[Figure record listings]
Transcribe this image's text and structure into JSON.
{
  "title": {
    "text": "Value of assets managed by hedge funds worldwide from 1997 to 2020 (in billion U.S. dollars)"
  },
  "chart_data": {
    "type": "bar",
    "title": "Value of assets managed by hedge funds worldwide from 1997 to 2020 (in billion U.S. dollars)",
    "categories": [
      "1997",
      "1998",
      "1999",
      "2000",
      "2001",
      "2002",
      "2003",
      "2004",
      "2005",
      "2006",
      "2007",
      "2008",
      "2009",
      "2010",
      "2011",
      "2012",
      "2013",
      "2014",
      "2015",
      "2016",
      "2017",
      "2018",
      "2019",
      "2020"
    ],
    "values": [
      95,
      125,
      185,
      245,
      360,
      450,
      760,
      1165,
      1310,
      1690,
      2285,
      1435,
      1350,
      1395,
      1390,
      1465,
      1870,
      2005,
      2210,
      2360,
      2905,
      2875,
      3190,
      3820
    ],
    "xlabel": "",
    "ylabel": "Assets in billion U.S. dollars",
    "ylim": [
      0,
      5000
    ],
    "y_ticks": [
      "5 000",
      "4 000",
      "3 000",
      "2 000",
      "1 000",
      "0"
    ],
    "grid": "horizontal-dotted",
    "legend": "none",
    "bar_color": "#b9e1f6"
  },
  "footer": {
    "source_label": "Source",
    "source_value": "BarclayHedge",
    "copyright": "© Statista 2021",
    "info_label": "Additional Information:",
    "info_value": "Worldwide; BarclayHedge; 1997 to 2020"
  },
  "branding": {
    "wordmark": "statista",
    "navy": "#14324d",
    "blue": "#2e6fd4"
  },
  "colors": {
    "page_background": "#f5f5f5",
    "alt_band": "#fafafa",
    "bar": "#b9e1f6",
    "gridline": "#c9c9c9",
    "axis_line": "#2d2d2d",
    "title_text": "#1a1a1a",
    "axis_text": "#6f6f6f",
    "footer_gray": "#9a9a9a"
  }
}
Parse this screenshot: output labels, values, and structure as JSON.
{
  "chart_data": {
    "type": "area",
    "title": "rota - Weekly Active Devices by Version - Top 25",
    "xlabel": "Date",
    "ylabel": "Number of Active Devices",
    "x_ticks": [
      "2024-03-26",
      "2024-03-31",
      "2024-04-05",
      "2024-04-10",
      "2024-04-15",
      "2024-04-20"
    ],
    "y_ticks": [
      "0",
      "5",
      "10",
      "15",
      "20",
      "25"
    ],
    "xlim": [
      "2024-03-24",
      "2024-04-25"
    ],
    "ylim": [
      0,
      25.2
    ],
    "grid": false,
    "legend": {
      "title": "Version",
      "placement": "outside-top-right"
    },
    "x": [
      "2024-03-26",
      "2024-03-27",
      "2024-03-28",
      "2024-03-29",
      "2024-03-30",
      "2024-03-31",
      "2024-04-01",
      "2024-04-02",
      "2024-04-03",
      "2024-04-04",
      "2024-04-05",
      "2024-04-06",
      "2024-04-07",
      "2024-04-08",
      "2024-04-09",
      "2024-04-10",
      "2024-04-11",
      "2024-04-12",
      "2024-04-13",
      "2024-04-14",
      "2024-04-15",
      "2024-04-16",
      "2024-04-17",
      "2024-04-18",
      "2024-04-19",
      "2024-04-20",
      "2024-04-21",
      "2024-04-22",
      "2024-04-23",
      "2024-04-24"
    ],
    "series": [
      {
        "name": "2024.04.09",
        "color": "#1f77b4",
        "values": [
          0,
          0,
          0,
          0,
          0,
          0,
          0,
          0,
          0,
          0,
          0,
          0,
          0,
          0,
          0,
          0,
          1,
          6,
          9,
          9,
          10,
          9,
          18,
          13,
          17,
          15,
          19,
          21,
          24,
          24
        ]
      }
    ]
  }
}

Task to carry out — All of the entries need to be reproduced exactly; please write them out.

Answer to this exercise —
Transcribe this image's text and structure into JSON.
{
  "title": {
    "text": "Value of assets managed by hedge funds worldwide from 1997 to 2020 (in billion U.S. dollars)"
  },
  "chart_data": {
    "type": "bar",
    "title": "Value of assets managed by hedge funds worldwide from 1997 to 2020 (in billion U.S. dollars)",
    "categories": [
      "1997",
      "1998",
      "1999",
      "2000",
      "2001",
      "2002",
      "2003",
      "2004",
      "2005",
      "2006",
      "2007",
      "2008",
      "2009",
      "2010",
      "2011",
      "2012",
      "2013",
      "2014",
      "2015",
      "2016",
      "2017",
      "2018",
      "2019",
      "2020"
    ],
    "values": [
      95,
      125,
      185,
      245,
      360,
      450,
      760,
      1165,
      1310,
      1690,
      2285,
      1435,
      1350,
      1395,
      1390,
      1465,
      1870,
      2005,
      2210,
      2360,
      2905,
      2875,
      3190,
      3820
    ],
    "xlabel": "",
    "ylabel": "Assets in billion U.S. dollars",
    "ylim": [
      0,
      5000
    ],
    "y_ticks": [
      "5 000",
      "4 000",
      "3 000",
      "2 000",
      "1 000",
      "0"
    ],
    "grid": "horizontal-dotted",
    "legend": "none",
    "bar_color": "#b9e1f6"
  },
  "footer": {
    "source_label": "Source",
    "source_value": "BarclayHedge",
    "copyright": "© Statista 2021",
    "info_label": "Additional Information:",
    "info_value": "Worldwide; BarclayHedge; 1997 to 2020"
  },
  "branding": {
    "wordmark": "statista",
    "navy": "#14324d",
    "blue": "#2e6fd4"
  },
  "colors": {
    "page_background": "#f5f5f5",
    "alt_band": "#fafafa",
    "bar": "#b9e1f6",
    "gridline": "#c9c9c9",
    "axis_line": "#2d2d2d",
    "title_text": "#1a1a1a",
    "axis_text": "#6f6f6f",
    "footer_gray": "#9a9a9a"
  }
}
Parse this screenshot: output labels, values, and structure as JSON.
{
  "chart_data": {
    "type": "area",
    "title": "rota - Weekly Active Devices by Version - Top 25",
    "xlabel": "Date",
    "ylabel": "Number of Active Devices",
    "x_ticks": [
      "2024-03-26",
      "2024-03-31",
      "2024-04-05",
      "2024-04-10",
      "2024-04-15",
      "2024-04-20"
    ],
    "y_ticks": [
      "0",
      "5",
      "10",
      "15",
      "20",
      "25"
    ],
    "xlim": [
      "2024-03-24",
      "2024-04-25"
    ],
    "ylim": [
      0,
      25.2
    ],
    "grid": false,
    "legend": {
      "title": "Version",
      "placement": "outside-top-right"
    },
    "x": [
      "2024-03-26",
      "2024-03-27",
      "2024-03-28",
      "2024-03-29",
      "2024-03-30",
      "2024-03-31",
      "2024-04-01",
      "2024-04-02",
      "2024-04-03",
      "2024-04-04",
      "2024-04-05",
      "2024-04-06",
      "2024-04-07",
      "2024-04-08",
      "2024-04-09",
      "2024-04-10",
      "2024-04-11",
      "2024-04-12",
      "2024-04-13",
      "2024-04-14",
      "2024-04-15",
      "2024-04-16",
      "2024-04-17",
      "2024-04-18",
      "2024-04-19",
      "2024-04-20",
      "2024-04-21",
      "2024-04-22",
      "2024-04-23",
      "2024-04-24"
    ],
    "series": [
      {
        "name": "2024.04.09",
        "color": "#1f77b4",
        "values": [
          0,
          0,
          0,
          0,
          0,
          0,
          0,
          0,
          0,
          0,
          0,
          0,
          0,
          0,
          0,
          0,
          1,
          6,
          9,
          9,
          10,
          9,
          18,
          13,
          17,
          15,
          19,
          21,
          24,
          24
        ]
      }
    ]
  }
}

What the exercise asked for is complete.